■ **YOUR TASK**: Copy out all lines carrying the word "this".

** Start of THE RECORDS **

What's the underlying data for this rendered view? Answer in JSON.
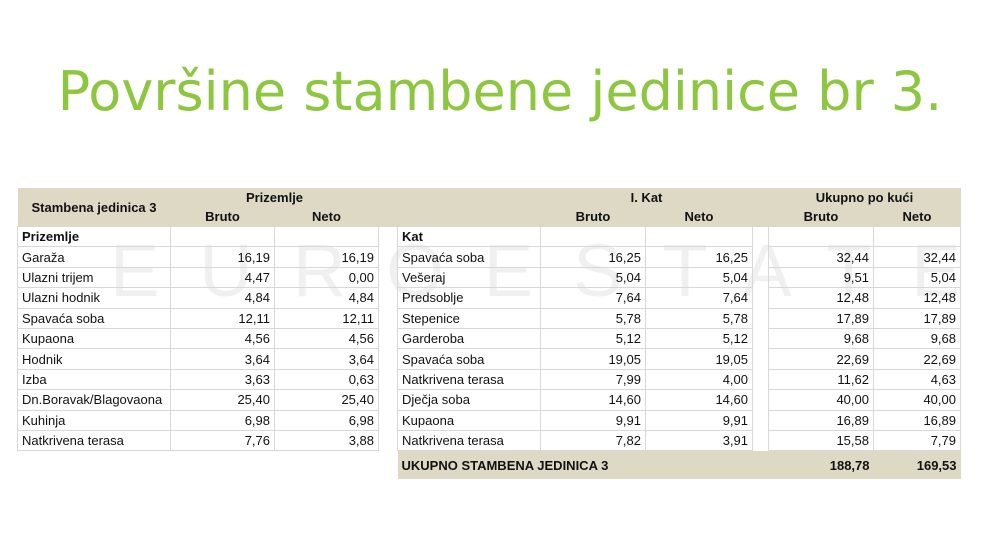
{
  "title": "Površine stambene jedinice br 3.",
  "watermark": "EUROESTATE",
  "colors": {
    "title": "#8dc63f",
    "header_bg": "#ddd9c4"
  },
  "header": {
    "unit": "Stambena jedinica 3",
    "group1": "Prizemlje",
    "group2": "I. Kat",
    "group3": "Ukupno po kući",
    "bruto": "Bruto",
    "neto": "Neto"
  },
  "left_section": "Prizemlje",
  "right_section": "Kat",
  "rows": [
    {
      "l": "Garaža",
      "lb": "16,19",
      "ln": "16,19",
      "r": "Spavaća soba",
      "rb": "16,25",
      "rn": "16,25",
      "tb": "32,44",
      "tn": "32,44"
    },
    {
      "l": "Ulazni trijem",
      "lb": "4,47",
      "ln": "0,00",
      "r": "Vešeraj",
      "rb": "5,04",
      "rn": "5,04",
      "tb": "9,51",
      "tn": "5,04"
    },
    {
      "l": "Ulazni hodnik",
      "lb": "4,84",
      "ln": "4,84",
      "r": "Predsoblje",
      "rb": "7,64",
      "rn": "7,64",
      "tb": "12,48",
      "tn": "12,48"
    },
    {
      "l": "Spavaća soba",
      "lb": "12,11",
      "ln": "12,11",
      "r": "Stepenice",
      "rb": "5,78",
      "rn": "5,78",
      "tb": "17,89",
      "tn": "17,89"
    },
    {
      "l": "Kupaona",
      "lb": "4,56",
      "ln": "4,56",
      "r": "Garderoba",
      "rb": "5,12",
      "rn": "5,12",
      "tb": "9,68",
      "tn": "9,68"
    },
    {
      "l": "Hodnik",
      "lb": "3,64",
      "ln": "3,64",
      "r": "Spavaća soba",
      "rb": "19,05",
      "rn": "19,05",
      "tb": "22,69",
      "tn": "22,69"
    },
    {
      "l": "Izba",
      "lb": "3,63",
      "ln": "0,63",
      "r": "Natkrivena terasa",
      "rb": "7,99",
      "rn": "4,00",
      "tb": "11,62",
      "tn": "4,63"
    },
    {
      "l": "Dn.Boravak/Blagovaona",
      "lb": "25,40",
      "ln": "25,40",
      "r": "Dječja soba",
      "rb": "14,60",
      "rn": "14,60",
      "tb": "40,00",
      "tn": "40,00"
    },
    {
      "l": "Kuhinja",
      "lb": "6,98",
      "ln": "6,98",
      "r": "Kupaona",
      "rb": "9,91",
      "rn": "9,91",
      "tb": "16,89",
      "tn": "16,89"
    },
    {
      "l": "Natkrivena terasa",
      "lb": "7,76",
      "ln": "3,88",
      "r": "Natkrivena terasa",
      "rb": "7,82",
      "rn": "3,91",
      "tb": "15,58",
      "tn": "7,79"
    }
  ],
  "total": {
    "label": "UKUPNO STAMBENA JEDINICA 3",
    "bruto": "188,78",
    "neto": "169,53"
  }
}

** End of THE RECORDS **
** Start of THE RECORDS **

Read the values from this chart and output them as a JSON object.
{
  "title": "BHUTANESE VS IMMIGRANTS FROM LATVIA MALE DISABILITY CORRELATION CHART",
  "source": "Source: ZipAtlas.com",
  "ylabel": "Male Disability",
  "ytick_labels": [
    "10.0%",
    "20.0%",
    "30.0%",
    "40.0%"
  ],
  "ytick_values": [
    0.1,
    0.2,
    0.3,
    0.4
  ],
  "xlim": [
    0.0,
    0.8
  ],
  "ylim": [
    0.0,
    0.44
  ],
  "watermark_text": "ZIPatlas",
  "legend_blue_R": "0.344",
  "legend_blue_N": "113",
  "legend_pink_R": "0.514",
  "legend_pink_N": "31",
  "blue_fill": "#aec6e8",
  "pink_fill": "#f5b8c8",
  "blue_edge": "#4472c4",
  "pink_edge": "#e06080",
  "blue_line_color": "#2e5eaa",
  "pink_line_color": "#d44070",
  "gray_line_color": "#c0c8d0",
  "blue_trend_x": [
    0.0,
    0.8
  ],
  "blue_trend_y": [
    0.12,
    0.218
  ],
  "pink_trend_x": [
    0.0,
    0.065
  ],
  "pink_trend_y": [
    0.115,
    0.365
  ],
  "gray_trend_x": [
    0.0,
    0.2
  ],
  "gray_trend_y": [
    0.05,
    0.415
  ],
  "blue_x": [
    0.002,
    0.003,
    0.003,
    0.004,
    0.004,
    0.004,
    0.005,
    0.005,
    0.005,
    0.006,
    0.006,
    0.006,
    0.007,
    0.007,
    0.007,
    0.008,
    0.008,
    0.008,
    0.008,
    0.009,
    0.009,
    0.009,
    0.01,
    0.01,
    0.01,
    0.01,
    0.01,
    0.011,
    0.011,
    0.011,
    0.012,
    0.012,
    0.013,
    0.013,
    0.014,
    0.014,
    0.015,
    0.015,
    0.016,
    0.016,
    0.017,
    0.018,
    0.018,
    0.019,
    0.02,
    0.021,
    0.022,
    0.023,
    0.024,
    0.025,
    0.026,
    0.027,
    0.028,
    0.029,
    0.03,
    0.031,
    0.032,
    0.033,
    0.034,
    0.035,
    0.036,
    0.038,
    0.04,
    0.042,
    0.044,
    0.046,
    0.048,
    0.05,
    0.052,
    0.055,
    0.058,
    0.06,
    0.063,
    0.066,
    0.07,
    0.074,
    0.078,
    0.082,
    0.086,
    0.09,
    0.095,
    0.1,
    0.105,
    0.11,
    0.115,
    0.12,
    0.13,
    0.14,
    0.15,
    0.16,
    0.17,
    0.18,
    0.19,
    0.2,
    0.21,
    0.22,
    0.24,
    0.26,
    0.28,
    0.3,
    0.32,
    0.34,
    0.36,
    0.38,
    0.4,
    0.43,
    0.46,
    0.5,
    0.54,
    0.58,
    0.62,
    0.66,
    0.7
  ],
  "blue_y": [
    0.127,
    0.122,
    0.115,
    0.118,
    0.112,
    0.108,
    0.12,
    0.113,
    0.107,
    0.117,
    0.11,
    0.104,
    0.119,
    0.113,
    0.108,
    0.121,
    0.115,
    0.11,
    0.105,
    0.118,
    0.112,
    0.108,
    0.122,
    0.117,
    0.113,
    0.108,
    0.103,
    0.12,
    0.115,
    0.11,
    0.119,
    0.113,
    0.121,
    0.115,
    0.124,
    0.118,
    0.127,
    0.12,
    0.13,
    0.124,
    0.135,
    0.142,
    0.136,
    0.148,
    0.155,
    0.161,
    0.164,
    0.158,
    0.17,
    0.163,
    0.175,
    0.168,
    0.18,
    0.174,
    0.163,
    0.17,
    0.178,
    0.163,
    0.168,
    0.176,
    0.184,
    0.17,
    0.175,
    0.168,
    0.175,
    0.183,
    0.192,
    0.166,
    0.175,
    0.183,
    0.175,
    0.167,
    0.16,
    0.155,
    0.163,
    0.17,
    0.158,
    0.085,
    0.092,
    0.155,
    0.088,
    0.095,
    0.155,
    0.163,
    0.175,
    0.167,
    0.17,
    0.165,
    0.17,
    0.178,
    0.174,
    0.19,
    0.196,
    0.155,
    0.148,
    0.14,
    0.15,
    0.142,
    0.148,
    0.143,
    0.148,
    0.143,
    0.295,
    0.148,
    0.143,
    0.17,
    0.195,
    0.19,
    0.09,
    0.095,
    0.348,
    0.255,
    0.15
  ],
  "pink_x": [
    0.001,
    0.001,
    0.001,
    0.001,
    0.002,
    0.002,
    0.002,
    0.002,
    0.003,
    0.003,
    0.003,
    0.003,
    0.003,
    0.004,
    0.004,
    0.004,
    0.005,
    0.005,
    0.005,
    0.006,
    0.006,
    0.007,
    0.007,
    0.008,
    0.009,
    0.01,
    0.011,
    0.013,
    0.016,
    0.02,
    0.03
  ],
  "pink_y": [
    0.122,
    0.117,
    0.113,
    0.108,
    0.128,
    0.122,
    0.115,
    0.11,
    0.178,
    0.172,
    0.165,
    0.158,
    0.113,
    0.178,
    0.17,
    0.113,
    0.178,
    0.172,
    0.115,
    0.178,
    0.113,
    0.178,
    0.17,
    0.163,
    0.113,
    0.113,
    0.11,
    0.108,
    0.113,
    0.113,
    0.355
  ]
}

** End of THE RECORDS **

■ **SOLVED EXERCISE**:
What's the underlying data for this rendered view? Answer in JSON.
Read the values from this chart and output them as a JSON object.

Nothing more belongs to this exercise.